[Recorded data]
+--

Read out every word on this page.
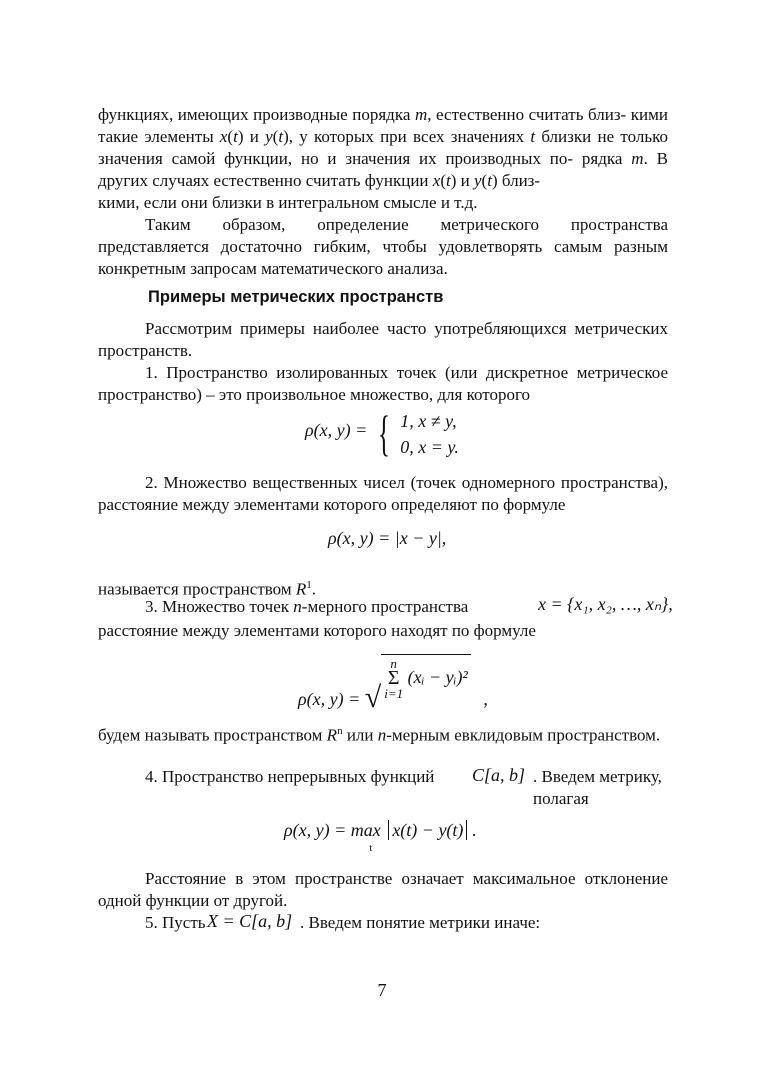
функциях, имеющих производные порядка m, естественно считать близ- кими такие элементы x(t) и y(t), у которых при всех значениях t близки не только значения самой функции, но и значения их производных по- рядка m. В других случаях естественно считать функции x(t) и y(t) близ-
кими, если они близки в интегральном смысле и т.д.

Таким образом, определение метрического пространства представляется достаточно гибким, чтобы удовлетворять самым разным конкретным запросам математического анализа.

Примеры метрических пространств

Рассмотрим примеры наиболее часто употребляющихся метрических пространств.

1. Пространство изолированных точек (или дискретное метрическое пространство) – это произвольное множество, для которого

ρ(x, y) = { 1, x ≠ y,
0, x = y.

2. Множество вещественных чисел (точек одномерного пространства), расстояние между элементами которого определяют по формуле

ρ(x, y) = |x − y|,

называется пространством $R^1$.

3. Множество точек n-мерного пространства	x = {x₁, x₂, …, xₙ},

расстояние между элементами которого находят по формуле

ρ(x, y) = √n
Σ
i=1 (xᵢ − yᵢ)² ,

будем называть пространством $R^n$ или n-мерным евклидовым пространством.

4. Пространство непрерывных функций	C[a, b] . Введем метрику, полагая

ρ(x, y) = max $_t$x(t) − y(t) .

Расстояние в этом пространстве означает максимальное отклонение одной функции от другой.

5. Пусть X = C[a, b] . Введем понятие метрики иначе:

7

+--

Pick out every line with the string "близки" and copy it.

## Solution:
функциях, имеющих производные порядка m, естественно считать близ- кими такие элементы x(t) и y(t), у которых при всех значениях t близки не только значения самой функции, но и значения их производных по- рядка m. В других случаях естественно считать функции x(t) и y(t) близ-
кими, если они близки в интегральном смысле и т.д.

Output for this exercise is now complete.